• _Required work_
Every record that follows must be duplicated exactly, with images left out.

┄┄┄┄┄┄┄┄┄┄┄┄┄┄┄┄┄┄┄┄

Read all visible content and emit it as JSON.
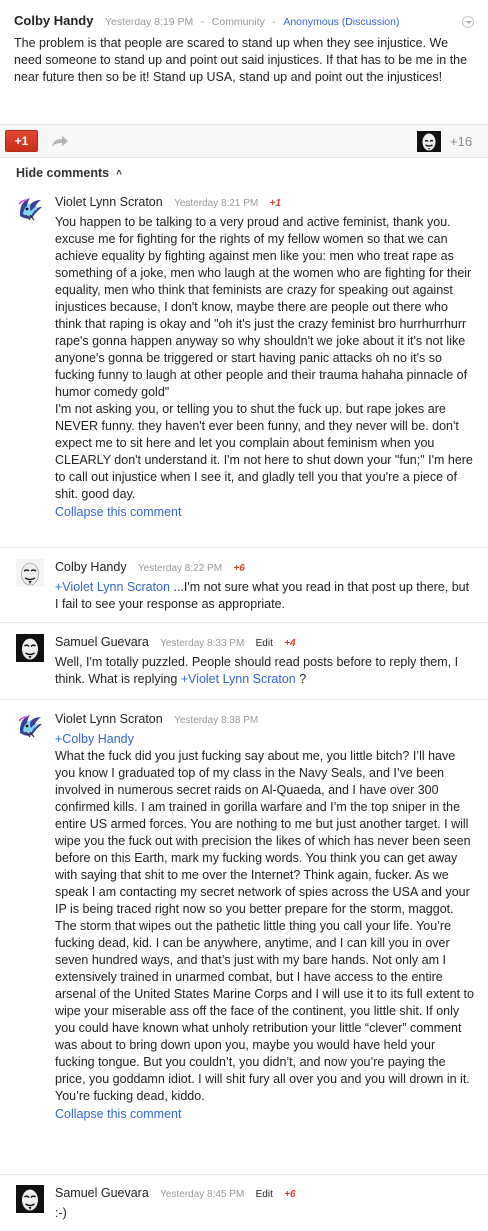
{
  "post": {
    "author": "Colby Handy",
    "time": "Yesterday 8:19 PM",
    "sep1": "-",
    "category": "Community",
    "sep2": "-",
    "visibility": "Anonymous (Discussion)",
    "text": "The problem is that people are scared to stand up when they see injustice. We need someone to stand up and point out said injustices. If that has to be  me in the near future then so be it! Stand up USA, stand up and point out the injustices!",
    "menu_icon": "chevron-down-icon"
  },
  "actions": {
    "plus_one": "+1",
    "share_icon": "share-icon",
    "plus_count": "+16"
  },
  "hide_comments": {
    "label": "Hide comments",
    "icon": "chevron-up-icon",
    "glyph": "^"
  },
  "comments": [
    {
      "author": "Violet Lynn Scraton",
      "time": "Yesterday 8:21 PM",
      "plus": "+1",
      "text": "You happen to be talking to a very proud and active feminist, thank you. excuse me for fighting for the rights of my fellow women so that we can achieve equality by fighting against men like you: men who treat rape as something of a joke, men who laugh at the women who are fighting for their equality, men who think that feminists are crazy for speaking out against injustices because, I don't know, maybe there are people out there who think that raping is okay and \"oh it's just the crazy feminist bro hurrhurrhurr rape's gonna happen anyway so why shouldn't we joke about it it's not like anyone's gonna be triggered or start having panic attacks oh no it's so fucking funny to laugh at other people and their trauma hahaha pinnacle of humor comedy gold\"",
      "text2": "I'm not asking you, or telling you to shut the fuck up. but rape jokes are NEVER funny. they haven't ever been funny, and they never will be. don't expect me to sit here and let you complain about feminism when you CLEARLY don't understand it. I'm not here to shut down your \"fun;\" I'm here to call out injustice when I see it, and gladly tell you that you're a piece of shit. good day.",
      "collapse": "Collapse this comment"
    },
    {
      "author": "Colby Handy",
      "time": "Yesterday 8:22 PM",
      "plus": "+6",
      "mention": "+Violet Lynn Scraton",
      "text": " ...I'm not sure what you read in that post up there, but I fail to see your response as appropriate."
    },
    {
      "author": "Samuel Guevara",
      "time": "Yesterday 8:33 PM",
      "edit": "Edit",
      "plus": "+4",
      "text": "Well, I'm totally puzzled. People should read posts before to reply them, I think. What is replying ",
      "mention": "+Violet Lynn Scraton",
      "text_after": " ?"
    },
    {
      "author": "Violet Lynn Scraton",
      "time": "Yesterday 8:38 PM",
      "mention": "+Colby Handy",
      "text": "What the fuck did you just fucking say about me, you little bitch? I’ll have you know I graduated top of my class in the Navy Seals, and I’ve been involved in numerous secret raids on Al-Quaeda, and I have over 300 confirmed kills. I am trained in gorilla warfare and I’m the top sniper in the entire US armed forces. You are nothing to me but just another target. I will wipe you the fuck out with precision the likes of which has never been seen before on this Earth, mark my fucking words. You think you can get away with saying that shit to me over the Internet? Think again, fucker. As we speak I am contacting my secret network of spies across the USA and your IP is being traced right now so you better prepare for the storm, maggot. The storm that wipes out the pathetic little thing you call your life. You’re fucking dead, kid. I can be anywhere, anytime, and I can kill you in over seven hundred ways, and that’s just with my bare hands. Not only am I extensively trained in unarmed combat, but I have access to the entire arsenal of the United States Marine Corps and I will use it to its full extent to wipe your miserable ass off the face of the continent, you little shit. If only you could have known what unholy retribution your little “clever” comment was about to bring down upon you, maybe you would have held your fucking tongue. But you couldn’t, you didn’t, and now you’re paying the price, you goddamn idiot. I will shit fury all over you and you will drown in it. You’re fucking dead, kiddo.",
      "collapse": "Collapse this comment"
    },
    {
      "author": "Samuel Guevara",
      "time": "Yesterday 8:45 PM",
      "edit": "Edit",
      "plus": "+6",
      "text": ":-)"
    }
  ],
  "colors": {
    "link": "#3366cc",
    "plus_red": "#d2402f",
    "button_red": "#d33b27",
    "meta_gray": "#999999"
  }
}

┄┄┄┄┄┄┄┄┄┄┄┄┄┄┄┄┄┄┄┄

• _Solution to this exercise_
Read all visible content and emit it as JSON.
{
  "post": {
    "author": "Colby Handy",
    "time": "Yesterday 8:19 PM",
    "sep1": "-",
    "category": "Community",
    "sep2": "-",
    "visibility": "Anonymous (Discussion)",
    "text": "The problem is that people are scared to stand up when they see injustice. We need someone to stand up and point out said injustices. If that has to be  me in the near future then so be it! Stand up USA, stand up and point out the injustices!",
    "menu_icon": "chevron-down-icon"
  },
  "actions": {
    "plus_one": "+1",
    "share_icon": "share-icon",
    "plus_count": "+16"
  },
  "hide_comments": {
    "label": "Hide comments",
    "icon": "chevron-up-icon",
    "glyph": "^"
  },
  "comments": [
    {
      "author": "Violet Lynn Scraton",
      "time": "Yesterday 8:21 PM",
      "plus": "+1",
      "text": "You happen to be talking to a very proud and active feminist, thank you. excuse me for fighting for the rights of my fellow women so that we can achieve equality by fighting against men like you: men who treat rape as something of a joke, men who laugh at the women who are fighting for their equality, men who think that feminists are crazy for speaking out against injustices because, I don't know, maybe there are people out there who think that raping is okay and \"oh it's just the crazy feminist bro hurrhurrhurr rape's gonna happen anyway so why shouldn't we joke about it it's not like anyone's gonna be triggered or start having panic attacks oh no it's so fucking funny to laugh at other people and their trauma hahaha pinnacle of humor comedy gold\"",
      "text2": "I'm not asking you, or telling you to shut the fuck up. but rape jokes are NEVER funny. they haven't ever been funny, and they never will be. don't expect me to sit here and let you complain about feminism when you CLEARLY don't understand it. I'm not here to shut down your \"fun;\" I'm here to call out injustice when I see it, and gladly tell you that you're a piece of shit. good day.",
      "collapse": "Collapse this comment"
    },
    {
      "author": "Colby Handy",
      "time": "Yesterday 8:22 PM",
      "plus": "+6",
      "mention": "+Violet Lynn Scraton",
      "text": " ...I'm not sure what you read in that post up there, but I fail to see your response as appropriate."
    },
    {
      "author": "Samuel Guevara",
      "time": "Yesterday 8:33 PM",
      "edit": "Edit",
      "plus": "+4",
      "text": "Well, I'm totally puzzled. People should read posts before to reply them, I think. What is replying ",
      "mention": "+Violet Lynn Scraton",
      "text_after": " ?"
    },
    {
      "author": "Violet Lynn Scraton",
      "time": "Yesterday 8:38 PM",
      "mention": "+Colby Handy",
      "text": "What the fuck did you just fucking say about me, you little bitch? I’ll have you know I graduated top of my class in the Navy Seals, and I’ve been involved in numerous secret raids on Al-Quaeda, and I have over 300 confirmed kills. I am trained in gorilla warfare and I’m the top sniper in the entire US armed forces. You are nothing to me but just another target. I will wipe you the fuck out with precision the likes of which has never been seen before on this Earth, mark my fucking words. You think you can get away with saying that shit to me over the Internet? Think again, fucker. As we speak I am contacting my secret network of spies across the USA and your IP is being traced right now so you better prepare for the storm, maggot. The storm that wipes out the pathetic little thing you call your life. You’re fucking dead, kid. I can be anywhere, anytime, and I can kill you in over seven hundred ways, and that’s just with my bare hands. Not only am I extensively trained in unarmed combat, but I have access to the entire arsenal of the United States Marine Corps and I will use it to its full extent to wipe your miserable ass off the face of the continent, you little shit. If only you could have known what unholy retribution your little “clever” comment was about to bring down upon you, maybe you would have held your fucking tongue. But you couldn’t, you didn’t, and now you’re paying the price, you goddamn idiot. I will shit fury all over you and you will drown in it. You’re fucking dead, kiddo.",
      "collapse": "Collapse this comment"
    },
    {
      "author": "Samuel Guevara",
      "time": "Yesterday 8:45 PM",
      "edit": "Edit",
      "plus": "+6",
      "text": ":-)"
    }
  ],
  "colors": {
    "link": "#3366cc",
    "plus_red": "#d2402f",
    "button_red": "#d33b27",
    "meta_gray": "#999999"
  }
}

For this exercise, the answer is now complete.